LISTING.
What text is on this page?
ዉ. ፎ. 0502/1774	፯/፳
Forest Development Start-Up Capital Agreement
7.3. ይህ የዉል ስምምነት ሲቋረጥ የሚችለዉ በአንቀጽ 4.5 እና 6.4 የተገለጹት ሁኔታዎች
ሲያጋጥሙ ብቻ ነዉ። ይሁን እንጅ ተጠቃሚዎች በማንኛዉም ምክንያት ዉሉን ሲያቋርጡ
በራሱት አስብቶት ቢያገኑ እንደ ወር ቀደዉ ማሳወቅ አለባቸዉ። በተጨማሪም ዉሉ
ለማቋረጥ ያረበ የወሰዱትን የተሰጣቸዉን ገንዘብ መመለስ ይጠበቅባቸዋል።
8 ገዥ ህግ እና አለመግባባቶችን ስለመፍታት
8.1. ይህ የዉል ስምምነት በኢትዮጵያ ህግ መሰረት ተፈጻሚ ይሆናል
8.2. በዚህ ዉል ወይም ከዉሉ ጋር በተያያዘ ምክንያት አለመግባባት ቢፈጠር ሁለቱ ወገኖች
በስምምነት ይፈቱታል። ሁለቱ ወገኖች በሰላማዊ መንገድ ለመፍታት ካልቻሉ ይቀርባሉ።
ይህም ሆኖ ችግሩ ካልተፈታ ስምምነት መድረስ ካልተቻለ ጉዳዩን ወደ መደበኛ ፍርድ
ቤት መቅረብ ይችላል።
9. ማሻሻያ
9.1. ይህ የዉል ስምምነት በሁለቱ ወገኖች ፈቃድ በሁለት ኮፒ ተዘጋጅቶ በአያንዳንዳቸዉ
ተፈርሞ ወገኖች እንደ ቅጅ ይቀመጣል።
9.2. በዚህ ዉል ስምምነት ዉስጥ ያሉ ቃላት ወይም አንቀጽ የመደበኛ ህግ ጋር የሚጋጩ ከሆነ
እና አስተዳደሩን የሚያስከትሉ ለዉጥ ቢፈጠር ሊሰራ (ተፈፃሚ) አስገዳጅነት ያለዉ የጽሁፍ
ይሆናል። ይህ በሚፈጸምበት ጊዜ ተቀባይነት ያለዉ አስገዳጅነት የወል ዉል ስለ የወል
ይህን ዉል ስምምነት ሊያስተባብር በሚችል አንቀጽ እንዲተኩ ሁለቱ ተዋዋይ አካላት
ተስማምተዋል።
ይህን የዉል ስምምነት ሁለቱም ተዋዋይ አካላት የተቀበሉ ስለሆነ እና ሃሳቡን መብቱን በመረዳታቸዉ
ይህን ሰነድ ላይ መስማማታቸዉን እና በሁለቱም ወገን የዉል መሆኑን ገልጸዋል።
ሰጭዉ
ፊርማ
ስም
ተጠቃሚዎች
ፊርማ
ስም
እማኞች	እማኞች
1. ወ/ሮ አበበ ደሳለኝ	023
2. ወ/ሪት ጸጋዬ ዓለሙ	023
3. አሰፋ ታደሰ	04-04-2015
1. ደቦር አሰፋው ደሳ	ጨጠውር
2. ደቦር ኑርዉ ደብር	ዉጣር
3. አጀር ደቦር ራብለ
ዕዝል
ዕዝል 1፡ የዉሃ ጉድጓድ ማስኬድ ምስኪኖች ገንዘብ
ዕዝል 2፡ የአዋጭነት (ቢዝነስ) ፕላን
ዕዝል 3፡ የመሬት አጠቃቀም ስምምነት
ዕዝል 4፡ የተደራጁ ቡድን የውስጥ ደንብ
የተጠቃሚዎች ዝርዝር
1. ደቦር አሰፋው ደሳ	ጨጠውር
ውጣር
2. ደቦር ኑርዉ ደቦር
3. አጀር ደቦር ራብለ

AIM OF THE TASK.
For the entries above, count the lines that contain the string "ወገኖች", and state that number without further comment.

THE REPLY.
4